Exercise requirements:
Among the lines below, list those containing the string "color".
## begin
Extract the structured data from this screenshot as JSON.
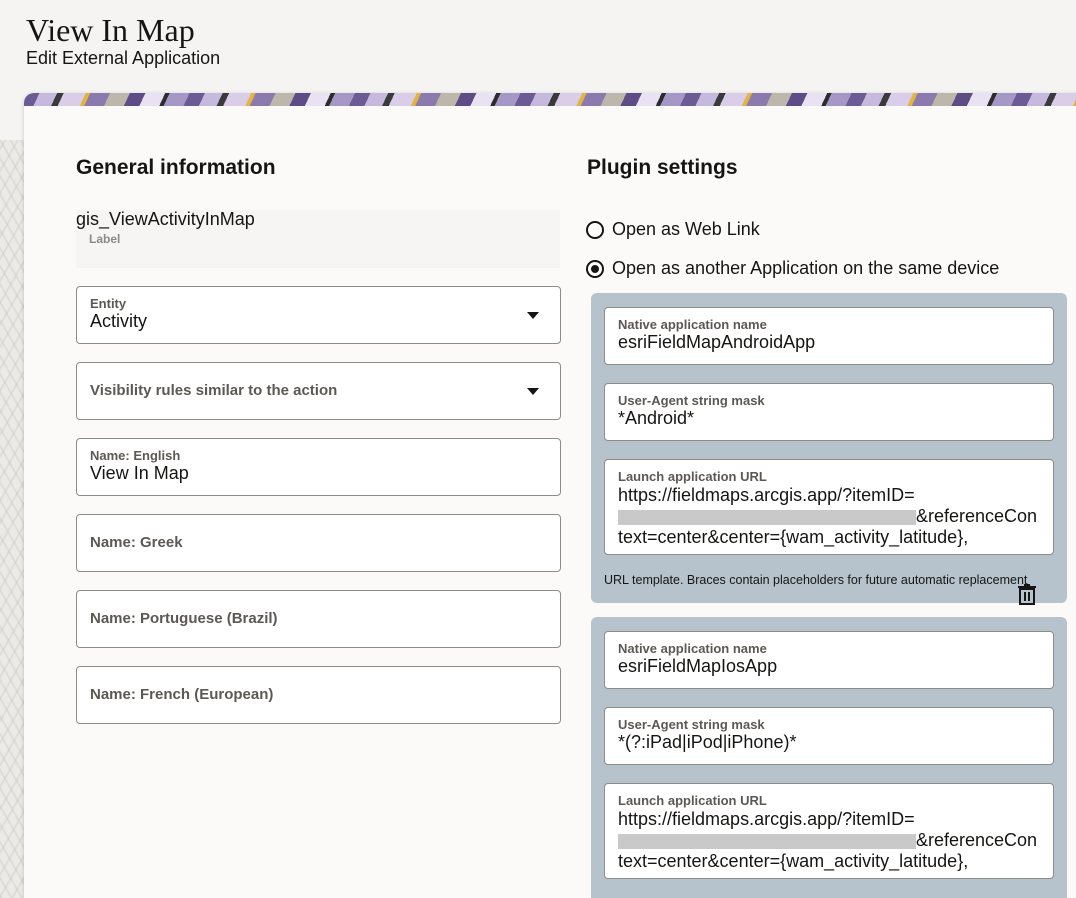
{
  "header": {
    "title": "View In Map",
    "subtitle": "Edit External Application"
  },
  "general": {
    "title": "General information",
    "label_field": {
      "value": "gis_ViewActivityInMap",
      "label": "Label"
    },
    "entity": {
      "label": "Entity",
      "value": "Activity"
    },
    "visibility": {
      "placeholder": "Visibility rules similar to the action"
    },
    "name_english": {
      "label": "Name: English",
      "value": "View In Map"
    },
    "name_greek": {
      "placeholder": "Name: Greek"
    },
    "name_portuguese": {
      "placeholder": "Name: Portuguese (Brazil)"
    },
    "name_french": {
      "placeholder": "Name: French (European)"
    }
  },
  "plugin": {
    "title": "Plugin settings",
    "options": [
      {
        "label": "Open as Web Link",
        "checked": false
      },
      {
        "label": "Open as another Application on the same device",
        "checked": true
      }
    ],
    "apps": [
      {
        "native_label": "Native application name",
        "native_value": "esriFieldMapAndroidApp",
        "ua_label": "User-Agent string mask",
        "ua_value": "*Android*",
        "url_label": "Launch application URL",
        "url_prefix": "https://fieldmaps.arcgis.app/?itemID=",
        "url_suffix": "&referenceContext=center&center={wam_activity_latitude},",
        "hint": "URL template. Braces contain placeholders for future automatic replacement"
      },
      {
        "native_label": "Native application name",
        "native_value": "esriFieldMapIosApp",
        "ua_label": "User-Agent string mask",
        "ua_value": "*(?:iPad|iPod|iPhone)*",
        "url_label": "Launch application URL",
        "url_prefix": "https://fieldmaps.arcgis.app/?itemID=",
        "url_suffix": "&referenceContext=center&center={wam_activity_latitude},"
      }
    ]
  },
  "icons": {
    "delete": "trash-icon"
  }
}
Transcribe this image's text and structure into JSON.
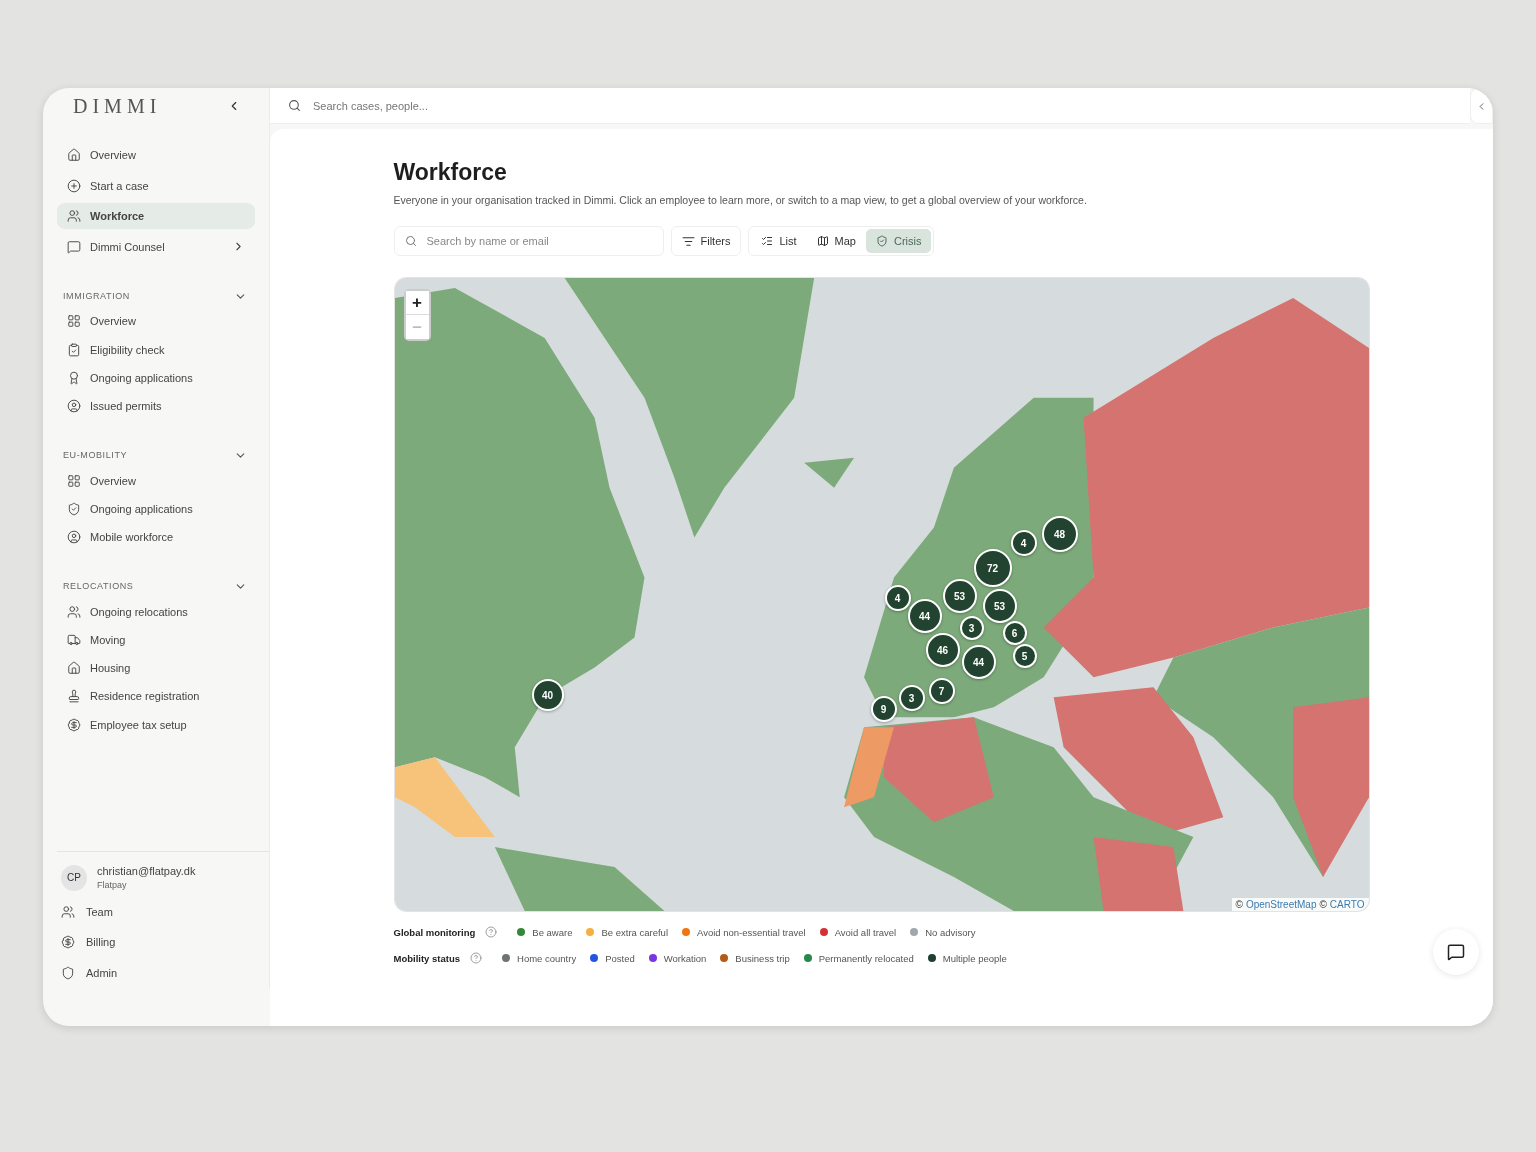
{
  "sidebar": {
    "logo": "DIMMI",
    "nav": [
      {
        "label": "Overview",
        "selected": false,
        "has_submenu": false
      },
      {
        "label": "Start a case",
        "selected": false,
        "has_submenu": false
      },
      {
        "label": "Workforce",
        "selected": true,
        "has_submenu": false
      },
      {
        "label": "Dimmi Counsel",
        "selected": false,
        "has_submenu": true
      }
    ],
    "sections": [
      {
        "title": "IMMIGRATION",
        "expanded": true,
        "items": [
          {
            "label": "Overview"
          },
          {
            "label": "Eligibility check"
          },
          {
            "label": "Ongoing applications"
          },
          {
            "label": "Issued permits"
          }
        ]
      },
      {
        "title": "EU-MOBILITY",
        "expanded": true,
        "items": [
          {
            "label": "Overview"
          },
          {
            "label": "Ongoing applications"
          },
          {
            "label": "Mobile workforce"
          }
        ]
      },
      {
        "title": "RELOCATIONS",
        "expanded": true,
        "items": [
          {
            "label": "Ongoing relocations"
          },
          {
            "label": "Moving"
          },
          {
            "label": "Housing"
          },
          {
            "label": "Residence registration"
          },
          {
            "label": "Employee tax setup"
          }
        ]
      }
    ],
    "user": {
      "initials": "CP",
      "email": "christian@flatpay.dk",
      "company": "Flatpay"
    },
    "footer": [
      {
        "label": "Team"
      },
      {
        "label": "Billing"
      },
      {
        "label": "Admin"
      }
    ]
  },
  "topbar": {
    "search_placeholder": "Search cases, people..."
  },
  "page": {
    "title": "Workforce",
    "subtitle": "Everyone in your organisation tracked in Dimmi. Click an employee to learn more, or switch to a map view, to get a global overview of your workforce.",
    "search_placeholder": "Search by name or email",
    "filters": "Filters",
    "views": [
      {
        "label": "List",
        "selected": false
      },
      {
        "label": "Map",
        "selected": false
      },
      {
        "label": "Crisis",
        "selected": true
      }
    ]
  },
  "map": {
    "zoom_in": "+",
    "zoom_out": "–",
    "attribution_prefix": "©",
    "attribution_osm": "OpenStreetMap",
    "attribution_sep": "©",
    "attribution_carto": "CARTO",
    "clusters": [
      {
        "count": "40"
      },
      {
        "count": "9"
      },
      {
        "count": "3"
      },
      {
        "count": "7"
      },
      {
        "count": "4"
      },
      {
        "count": "53"
      },
      {
        "count": "44"
      },
      {
        "count": "3"
      },
      {
        "count": "46"
      },
      {
        "count": "44"
      },
      {
        "count": "72"
      },
      {
        "count": "53"
      },
      {
        "count": "6"
      },
      {
        "count": "5"
      },
      {
        "count": "4"
      },
      {
        "count": "48"
      }
    ]
  },
  "legend": [
    {
      "title": "Global monitoring",
      "items": [
        {
          "label": "Be aware",
          "color": "#33883a"
        },
        {
          "label": "Be extra careful",
          "color": "#f6b041"
        },
        {
          "label": "Avoid non-essential travel",
          "color": "#ee7512"
        },
        {
          "label": "Avoid all travel",
          "color": "#d23232"
        },
        {
          "label": "No advisory",
          "color": "#a2a6ae"
        }
      ]
    },
    {
      "title": "Mobility status",
      "items": [
        {
          "label": "Home country",
          "color": "#6c7570"
        },
        {
          "label": "Posted",
          "color": "#2455e0"
        },
        {
          "label": "Workation",
          "color": "#7a36e0"
        },
        {
          "label": "Business trip",
          "color": "#b55a16"
        },
        {
          "label": "Permanently relocated",
          "color": "#27884a"
        },
        {
          "label": "Multiple people",
          "color": "#1f3f30"
        }
      ]
    }
  ]
}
## end
The reply:
          "color": "#33883a"
          "color": "#f6b041"
          "color": "#ee7512"
          "color": "#d23232"
          "color": "#a2a6ae"
          "color": "#6c7570"
          "color": "#2455e0"
          "color": "#7a36e0"
          "color": "#b55a16"
          "color": "#27884a"
          "color": "#1f3f30"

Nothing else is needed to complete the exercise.